== Verilen metin ==
----------------
Brunson krizinden sonra yaşananlar
2018 yılının ekim ayında Brunson’ın serbest bırakılması, doları tekrar 5 liraya düşürdü. 2021 yılının başlarına kadar dolar kuru 7,30 seviyesinde seyrediyordu. Asıl kur krizi de 2021 yılında başladı. Enflasyondaki yükselişe rağmen Merkez Bankası faizleri indirmeye devam ediyordu. Yine de Cumhurbaşkanı Recep Tayyip Erdoğan faizlerin hala yüksek olduğunu düşünüyordu. Merkez Bankası eylül ayında politika faizini 100 baz puan, ekim ayında 200 baz puan, kasım ayında ise 100 baz puan daha düşürdü. Erdoğan, “Faizi savunanlarla beraber olamam” şeklinde bir açıklama yapmıştı. Türkiye’nin düşük faiz konusundaki ısrarı nedeniyle kasım ayı Türk Lirası için oldukça zorlu geçti. Eylül ayı başlarında 8,30 olan dolar kuru, kasımın ortasında 9,50’ye yükseldi. Ayın geri kalan döneminde ise Türk Lirası %35 değer kaybı yaşadı ve dolar kuru 13,50 seviyelerini gördü.
----------------
(Görsel öğe kutusu kayıtları)
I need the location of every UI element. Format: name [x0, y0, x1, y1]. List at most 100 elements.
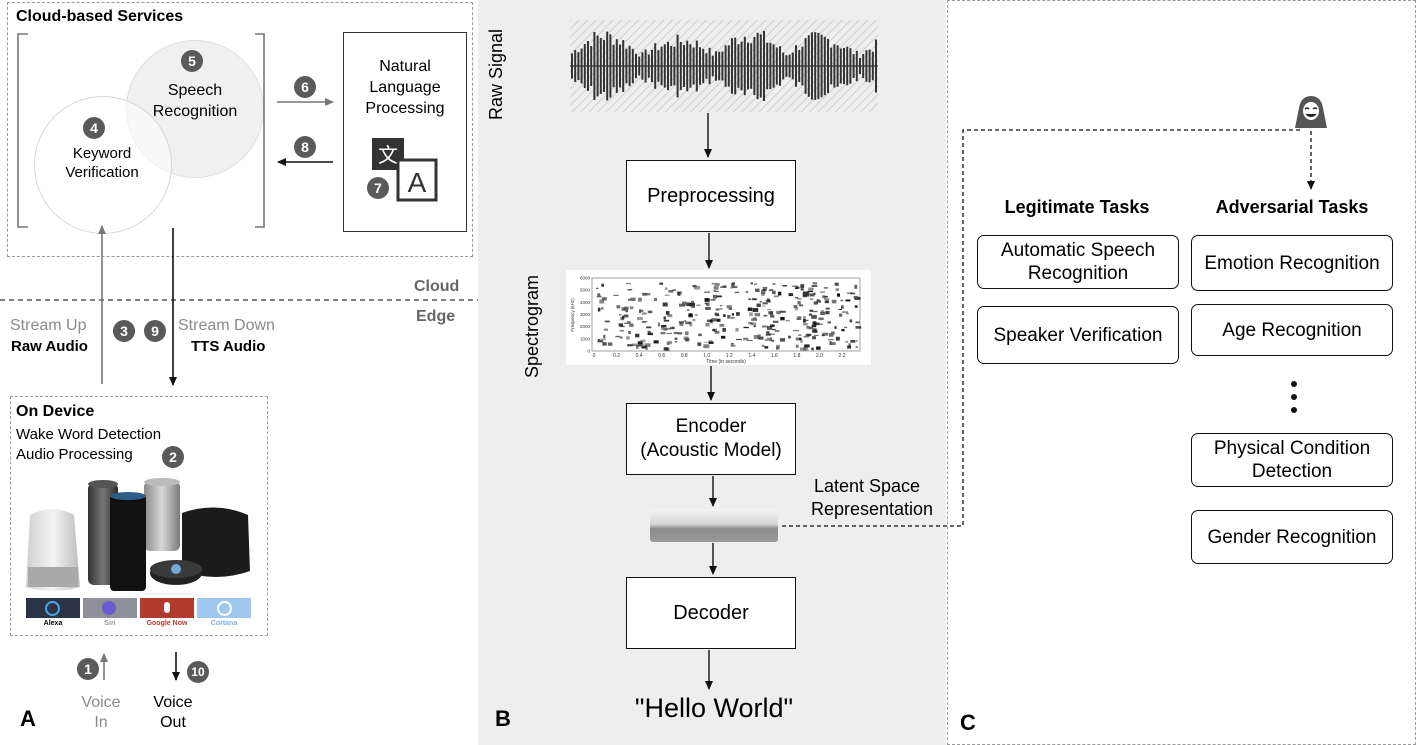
latent-line1: Latent Space: [813, 476, 921, 496]
spectrogram-cell: [841, 329, 845, 332]
spectrogram-cell: [814, 334, 819, 337]
spectrogram-cell: [816, 300, 822, 303]
spectrogram-cell: [674, 337, 678, 340]
spectrogram-cell: [688, 313, 693, 317]
spectrogram-x-tick: 2.0: [816, 353, 823, 359]
spectrogram-x-tick: 0.4: [636, 353, 643, 359]
spectrogram-cell: [664, 287, 668, 290]
stream-down-sub: TTS Audio: [191, 338, 266, 355]
spectrogram-cell: [696, 304, 701, 306]
spectrogram-x-tick: 1.0: [703, 353, 710, 359]
spectrogram-cell: [732, 285, 738, 289]
spectrogram-cell: [780, 310, 786, 313]
spectrogram-cell: [830, 342, 836, 346]
spectrogram-cell: [776, 310, 781, 315]
spectrogram-cell: [710, 299, 716, 301]
spectrogram-cell: [714, 282, 720, 286]
encoder-line1: Encoder: [675, 416, 747, 437]
cloud-services-frame: [7, 2, 473, 257]
cloud-label: Cloud: [414, 278, 460, 295]
spectrogram-cell: [623, 306, 629, 310]
spectrogram-cell: [630, 344, 634, 347]
cloud-services-title: Cloud-based Services: [16, 8, 184, 25]
adversarial-tasks-title: Adversarial Tasks: [1215, 197, 1369, 217]
spectrogram-cell: [684, 320, 687, 322]
spectrogram-cell: [730, 344, 736, 347]
spectrogram-cell: [812, 310, 818, 313]
spectrogram-cell: [719, 304, 723, 307]
spectrogram-cell: [686, 309, 690, 311]
spectrogram-cell: [604, 320, 610, 323]
spectrogram-cell: [764, 339, 767, 341]
spectrogram-cell: [772, 320, 779, 323]
svg-text:A: A: [408, 167, 427, 198]
spectrogram-cell: [694, 314, 698, 316]
spectrogram-cell: [625, 310, 628, 313]
assistant-strip: Alexa Siri Google Now Cortana: [26, 598, 252, 632]
spectrogram-cell: [808, 313, 812, 316]
spectrogram-cell: [668, 290, 674, 293]
edge-label: Edge: [416, 308, 456, 325]
spectrogram-cell: [667, 341, 672, 345]
ellipsis-dots: [1290, 381, 1298, 415]
spectrogram-cell: [626, 336, 630, 340]
spectrogram-cell: [635, 333, 640, 338]
left-bracket: [17, 33, 28, 228]
spectrogram-cell: [757, 334, 761, 338]
spectrogram-cell: [823, 295, 828, 298]
spectrogram-cell: [753, 335, 760, 339]
spectrogram-cell: [788, 335, 791, 339]
step-9-badge: 9: [144, 320, 166, 342]
step-6-badge: 6: [294, 76, 316, 98]
spectrogram-cell: [831, 299, 837, 304]
spectrogram-y-tick: 1000: [580, 336, 591, 341]
spectrogram-cell: [809, 293, 815, 297]
spectrogram-cell: [719, 323, 725, 327]
spectrogram-cell: [692, 318, 696, 322]
task-emotion-recognition: Emotion Recognition: [1191, 235, 1393, 291]
spectrogram-cell: [761, 292, 765, 296]
spectrogram-cell: [660, 331, 666, 335]
keyword-verification-label: Keyword Verification: [65, 145, 139, 181]
spectrogram-cell: [722, 285, 727, 288]
spectrogram-cell: [697, 342, 702, 346]
spectrogram-cell: [671, 326, 674, 330]
latent-space-bar: [650, 509, 778, 542]
spectrogram-cell: [665, 327, 672, 330]
spectrogram-cell: [795, 307, 798, 311]
spectrogram-cell: [761, 325, 768, 328]
spectrogram-cell: [627, 321, 631, 324]
right-bracket: [255, 33, 265, 228]
spectrogram-cell: [706, 302, 710, 306]
spectrogram-cell: [640, 309, 644, 312]
spectrogram-cell: [736, 312, 740, 316]
nlp-box: [343, 32, 467, 232]
spectrogram-cell: [800, 287, 804, 291]
step-5-badge: 5: [181, 50, 203, 72]
spectrogram-cell: [706, 319, 712, 322]
spectrogram-cell: [679, 322, 684, 326]
spectrogram-ylabel: Frequency (kHz): [570, 298, 575, 332]
spectrogram-cell: [813, 329, 817, 334]
spectrogram-cell: [602, 342, 607, 346]
spectrogram-cell: [704, 291, 710, 294]
spectrogram-cell: [761, 289, 766, 294]
spectrogram-cell: [799, 304, 804, 307]
alexa-icon: [26, 598, 80, 618]
spectrogram-cell: [822, 332, 828, 336]
audio-processing-label: Audio Processing: [16, 446, 133, 463]
spectrogram-y-tick: 5000: [580, 288, 591, 293]
spectrogram-cell: [812, 336, 816, 340]
alexa-label: Alexa: [43, 620, 63, 627]
spectrogram-cell: [661, 324, 667, 328]
spectrogram-cell: [813, 301, 818, 305]
spectrogram-cell: [838, 313, 843, 317]
spectrogram-cell: [750, 282, 753, 285]
spectrogram-cell: [835, 336, 840, 341]
spectrogram-cell: [646, 326, 652, 329]
panel-c-letter: C: [960, 710, 976, 735]
panel-b-letter: B: [495, 706, 511, 731]
spectrogram-cell: [663, 327, 668, 331]
spectrogram-cell: [731, 313, 734, 316]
----------------
== Görev metni ==
Brunson krizinden sonraki kur gelişmelerini anlatan metni, son cümlesinden sonra devam ettirin.

== Alıştırma yanıtı ==
Türk Lirası’nın 2021 yılı içindeki toplam değer kaybı %45 seviyesinde. Döviz kurlarındaki bu yükseliş hali hazırda %20’ye ulaşan enflasyon oranını daha fazla yükseltecek. Ekonomistler, enflasyonun yarattığı tahribatın çok büyük olmasını bekliyor. Öte yandan kurdaki bu yükselişin ardından yabancı yatırımcıların Türk Lirası endeksli varlıklarından çekileceği düşünülüyor. Türkiye’deki gelir adaletsizliği her gün değil her dakika daha fazla büyüyor. Ekonominin temel kurallarının tamamen dışına çıkıldığı bu günlerde, vatandaş oldukça zor zamanlar geçiriyor. Muhalefet partileri döviz kurlarındaki hızlı yükselişe tepki gösterirken, erken seçim çağrılarını yineliyor.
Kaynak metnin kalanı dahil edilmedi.